====== Records for processing ======
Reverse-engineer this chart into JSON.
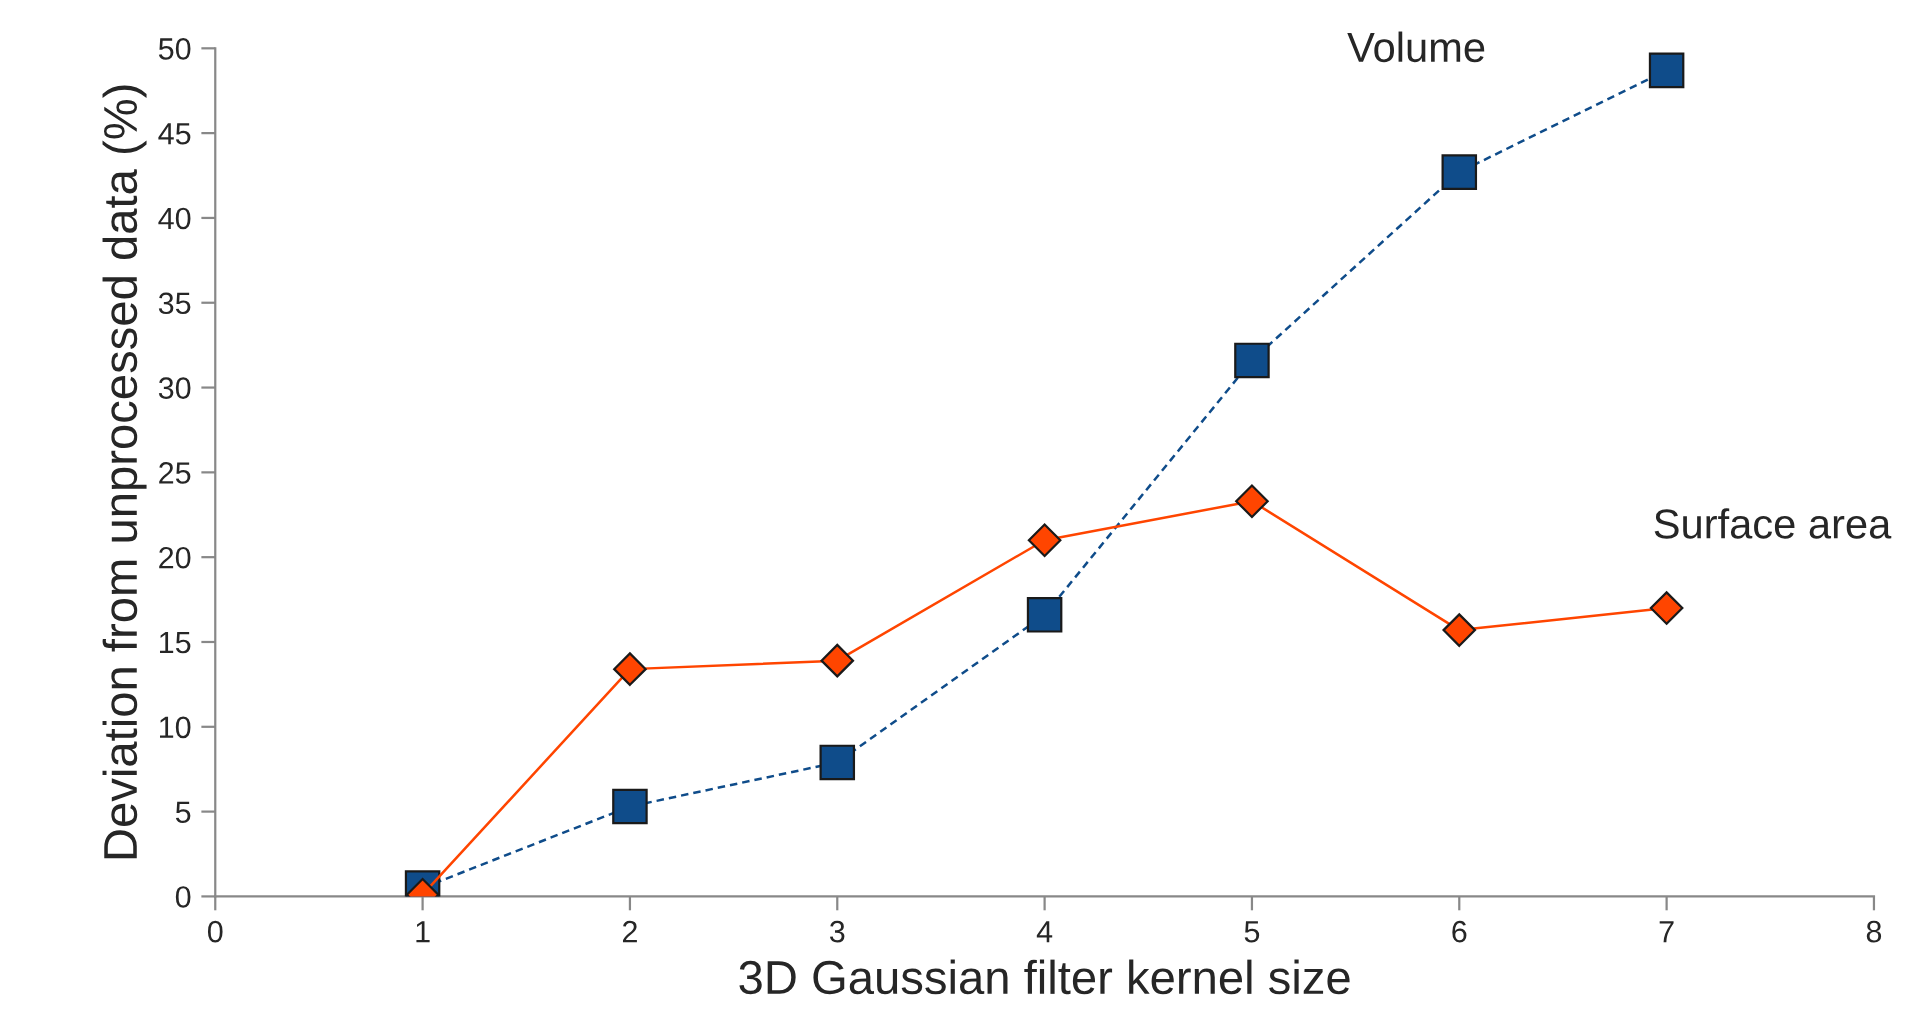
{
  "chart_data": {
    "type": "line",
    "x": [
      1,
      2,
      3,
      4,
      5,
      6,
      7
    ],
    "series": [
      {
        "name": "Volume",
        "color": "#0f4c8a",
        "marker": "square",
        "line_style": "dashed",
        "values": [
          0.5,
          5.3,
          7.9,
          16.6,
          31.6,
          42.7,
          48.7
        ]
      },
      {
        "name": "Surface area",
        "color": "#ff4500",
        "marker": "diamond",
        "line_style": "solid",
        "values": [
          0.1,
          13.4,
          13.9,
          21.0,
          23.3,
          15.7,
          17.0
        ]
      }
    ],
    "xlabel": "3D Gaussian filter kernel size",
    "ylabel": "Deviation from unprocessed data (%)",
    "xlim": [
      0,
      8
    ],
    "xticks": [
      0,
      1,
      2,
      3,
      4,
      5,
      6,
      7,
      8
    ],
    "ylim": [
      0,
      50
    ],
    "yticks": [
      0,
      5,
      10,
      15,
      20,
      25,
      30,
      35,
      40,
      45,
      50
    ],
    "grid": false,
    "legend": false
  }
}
======
**Required work:**
Repeat each entry exactly. Pictures do not belong in the copy.

**Solution:**
Reverse-engineer this chart into JSON.
{
  "chart_data": {
    "type": "line",
    "x": [
      1,
      2,
      3,
      4,
      5,
      6,
      7
    ],
    "series": [
      {
        "name": "Volume",
        "color": "#0f4c8a",
        "marker": "square",
        "line_style": "dashed",
        "values": [
          0.5,
          5.3,
          7.9,
          16.6,
          31.6,
          42.7,
          48.7
        ]
      },
      {
        "name": "Surface area",
        "color": "#ff4500",
        "marker": "diamond",
        "line_style": "solid",
        "values": [
          0.1,
          13.4,
          13.9,
          21.0,
          23.3,
          15.7,
          17.0
        ]
      }
    ],
    "xlabel": "3D Gaussian filter kernel size",
    "ylabel": "Deviation from unprocessed data (%)",
    "xlim": [
      0,
      8
    ],
    "xticks": [
      0,
      1,
      2,
      3,
      4,
      5,
      6,
      7,
      8
    ],
    "ylim": [
      0,
      50
    ],
    "yticks": [
      0,
      5,
      10,
      15,
      20,
      25,
      30,
      35,
      40,
      45,
      50
    ],
    "grid": false,
    "legend": false
  }
}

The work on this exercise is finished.